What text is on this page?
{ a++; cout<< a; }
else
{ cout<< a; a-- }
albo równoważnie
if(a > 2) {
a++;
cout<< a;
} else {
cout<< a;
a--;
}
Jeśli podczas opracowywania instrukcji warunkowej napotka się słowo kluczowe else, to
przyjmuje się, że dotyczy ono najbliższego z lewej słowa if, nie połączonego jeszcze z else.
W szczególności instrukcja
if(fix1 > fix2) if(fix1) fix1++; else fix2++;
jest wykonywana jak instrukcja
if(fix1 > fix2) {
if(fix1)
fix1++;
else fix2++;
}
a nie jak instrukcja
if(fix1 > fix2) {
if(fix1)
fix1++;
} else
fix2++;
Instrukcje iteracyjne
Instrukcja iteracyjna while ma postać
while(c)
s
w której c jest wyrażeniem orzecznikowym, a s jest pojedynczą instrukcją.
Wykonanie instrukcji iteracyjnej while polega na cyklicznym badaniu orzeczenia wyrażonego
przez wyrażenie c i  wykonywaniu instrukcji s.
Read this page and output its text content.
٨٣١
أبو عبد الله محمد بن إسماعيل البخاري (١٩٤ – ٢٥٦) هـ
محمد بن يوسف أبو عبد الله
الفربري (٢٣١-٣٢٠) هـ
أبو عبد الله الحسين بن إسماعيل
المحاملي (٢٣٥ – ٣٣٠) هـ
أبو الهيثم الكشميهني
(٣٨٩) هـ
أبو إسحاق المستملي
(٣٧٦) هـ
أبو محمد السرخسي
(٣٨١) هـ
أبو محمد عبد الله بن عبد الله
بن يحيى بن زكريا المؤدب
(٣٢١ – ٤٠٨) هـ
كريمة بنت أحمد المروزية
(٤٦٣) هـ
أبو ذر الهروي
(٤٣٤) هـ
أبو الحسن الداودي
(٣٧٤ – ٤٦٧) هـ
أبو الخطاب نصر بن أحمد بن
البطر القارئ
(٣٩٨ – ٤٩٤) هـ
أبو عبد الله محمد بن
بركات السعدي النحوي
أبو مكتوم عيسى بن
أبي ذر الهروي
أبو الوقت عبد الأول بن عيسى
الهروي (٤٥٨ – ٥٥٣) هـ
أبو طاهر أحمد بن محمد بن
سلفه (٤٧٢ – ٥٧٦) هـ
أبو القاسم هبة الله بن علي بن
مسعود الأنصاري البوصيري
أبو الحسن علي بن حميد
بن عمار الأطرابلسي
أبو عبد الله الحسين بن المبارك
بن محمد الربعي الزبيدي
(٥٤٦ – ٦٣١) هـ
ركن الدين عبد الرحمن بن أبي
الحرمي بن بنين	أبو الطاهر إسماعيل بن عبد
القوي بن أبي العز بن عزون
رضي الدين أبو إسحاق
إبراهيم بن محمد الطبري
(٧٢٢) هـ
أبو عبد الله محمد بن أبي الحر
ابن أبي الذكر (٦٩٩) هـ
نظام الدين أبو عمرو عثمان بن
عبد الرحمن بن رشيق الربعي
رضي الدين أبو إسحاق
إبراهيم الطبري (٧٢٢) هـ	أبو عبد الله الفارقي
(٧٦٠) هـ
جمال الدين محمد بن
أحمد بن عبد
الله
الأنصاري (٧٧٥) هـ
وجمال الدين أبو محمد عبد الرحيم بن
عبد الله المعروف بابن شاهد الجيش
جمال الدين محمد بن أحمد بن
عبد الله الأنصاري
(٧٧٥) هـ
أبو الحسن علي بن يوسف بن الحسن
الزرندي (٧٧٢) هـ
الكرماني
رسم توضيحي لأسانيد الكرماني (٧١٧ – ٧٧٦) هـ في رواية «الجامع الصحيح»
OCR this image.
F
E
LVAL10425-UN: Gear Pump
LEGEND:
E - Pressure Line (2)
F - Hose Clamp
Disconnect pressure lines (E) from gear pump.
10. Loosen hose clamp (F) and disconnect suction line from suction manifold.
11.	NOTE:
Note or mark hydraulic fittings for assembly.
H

···

* _Aim of the exercise_
Your task is to collect every line above that contains the word "this".

* _Task solution_
What text is on this page?
Read this page and output its text content.
OCR this image.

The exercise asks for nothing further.